_TASK DETAILS:_ Looking at the listing, state how many of its lines contain the string "address". Write only the number.

[Data records]
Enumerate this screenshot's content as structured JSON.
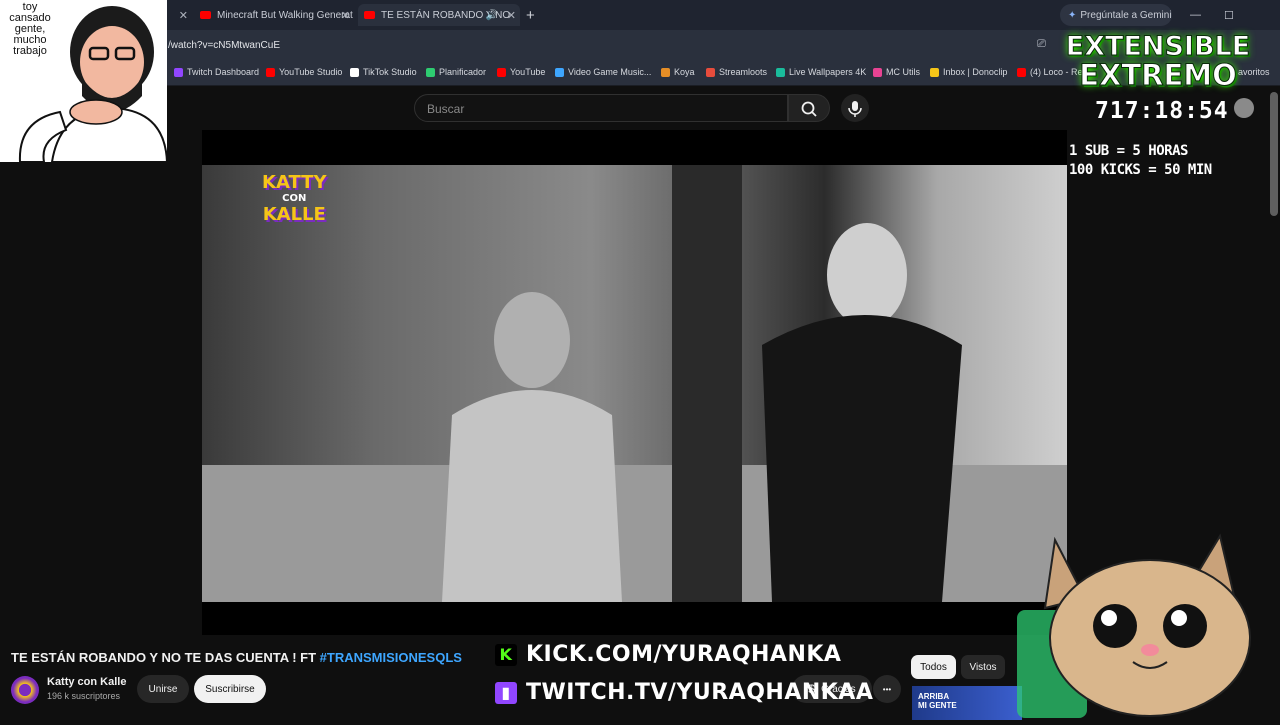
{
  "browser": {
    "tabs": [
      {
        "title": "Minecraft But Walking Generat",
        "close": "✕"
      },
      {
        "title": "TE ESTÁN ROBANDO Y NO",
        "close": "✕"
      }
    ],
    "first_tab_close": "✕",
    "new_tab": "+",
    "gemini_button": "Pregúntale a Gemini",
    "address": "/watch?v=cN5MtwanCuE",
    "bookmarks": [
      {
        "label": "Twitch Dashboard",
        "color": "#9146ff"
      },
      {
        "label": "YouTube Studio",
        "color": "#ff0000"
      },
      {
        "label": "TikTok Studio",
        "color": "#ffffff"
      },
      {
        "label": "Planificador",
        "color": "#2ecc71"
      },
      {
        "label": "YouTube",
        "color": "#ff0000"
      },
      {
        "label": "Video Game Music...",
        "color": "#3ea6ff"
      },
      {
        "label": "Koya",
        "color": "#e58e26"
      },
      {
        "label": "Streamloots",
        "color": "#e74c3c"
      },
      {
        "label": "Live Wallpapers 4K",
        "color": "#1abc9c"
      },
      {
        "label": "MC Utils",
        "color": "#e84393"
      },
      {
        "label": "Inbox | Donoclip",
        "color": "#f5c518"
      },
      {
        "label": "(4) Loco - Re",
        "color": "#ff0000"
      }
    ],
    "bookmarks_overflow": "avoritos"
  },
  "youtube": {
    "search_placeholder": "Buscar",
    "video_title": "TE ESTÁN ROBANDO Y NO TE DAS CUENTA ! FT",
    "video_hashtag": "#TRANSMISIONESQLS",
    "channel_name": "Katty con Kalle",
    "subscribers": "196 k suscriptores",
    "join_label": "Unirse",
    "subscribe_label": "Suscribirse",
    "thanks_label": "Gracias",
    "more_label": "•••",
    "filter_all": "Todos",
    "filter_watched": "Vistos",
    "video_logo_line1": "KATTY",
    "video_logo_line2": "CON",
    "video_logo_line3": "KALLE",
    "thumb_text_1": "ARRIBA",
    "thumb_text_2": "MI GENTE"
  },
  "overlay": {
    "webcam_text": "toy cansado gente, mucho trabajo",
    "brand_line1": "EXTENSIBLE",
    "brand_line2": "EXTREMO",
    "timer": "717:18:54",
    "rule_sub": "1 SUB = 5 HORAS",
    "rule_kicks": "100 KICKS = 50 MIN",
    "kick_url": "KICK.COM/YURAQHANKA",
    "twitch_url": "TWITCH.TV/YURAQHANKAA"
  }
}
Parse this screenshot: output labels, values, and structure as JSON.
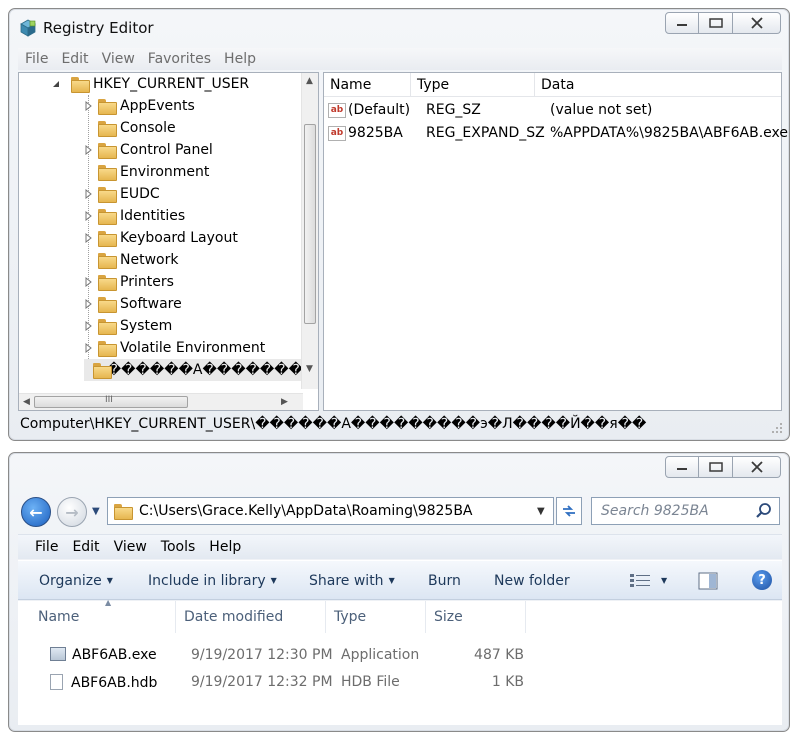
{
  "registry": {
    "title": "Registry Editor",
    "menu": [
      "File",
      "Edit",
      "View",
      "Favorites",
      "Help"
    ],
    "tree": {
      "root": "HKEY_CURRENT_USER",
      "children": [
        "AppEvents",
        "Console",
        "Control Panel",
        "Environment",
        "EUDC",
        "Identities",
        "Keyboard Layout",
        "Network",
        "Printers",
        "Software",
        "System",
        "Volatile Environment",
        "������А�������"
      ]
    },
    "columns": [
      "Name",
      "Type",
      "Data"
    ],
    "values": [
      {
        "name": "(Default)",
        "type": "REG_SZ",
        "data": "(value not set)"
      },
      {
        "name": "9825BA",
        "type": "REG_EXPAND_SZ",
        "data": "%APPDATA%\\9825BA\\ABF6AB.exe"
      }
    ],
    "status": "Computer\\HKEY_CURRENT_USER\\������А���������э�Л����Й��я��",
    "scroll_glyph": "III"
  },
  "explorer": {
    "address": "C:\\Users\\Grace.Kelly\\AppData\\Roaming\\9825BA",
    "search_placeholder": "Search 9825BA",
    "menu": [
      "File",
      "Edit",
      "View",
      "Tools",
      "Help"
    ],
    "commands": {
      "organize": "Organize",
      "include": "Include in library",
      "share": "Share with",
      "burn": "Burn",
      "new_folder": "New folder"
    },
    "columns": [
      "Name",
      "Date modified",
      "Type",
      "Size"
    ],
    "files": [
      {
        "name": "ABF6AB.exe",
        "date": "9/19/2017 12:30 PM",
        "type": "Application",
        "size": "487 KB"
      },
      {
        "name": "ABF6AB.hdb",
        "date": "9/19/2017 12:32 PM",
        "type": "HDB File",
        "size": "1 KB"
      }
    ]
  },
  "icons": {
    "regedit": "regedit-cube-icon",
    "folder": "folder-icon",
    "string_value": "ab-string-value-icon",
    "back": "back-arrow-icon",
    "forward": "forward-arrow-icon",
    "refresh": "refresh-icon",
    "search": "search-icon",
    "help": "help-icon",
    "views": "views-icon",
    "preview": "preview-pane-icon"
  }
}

_SOLUTION TO THE PROBLEM:_ 2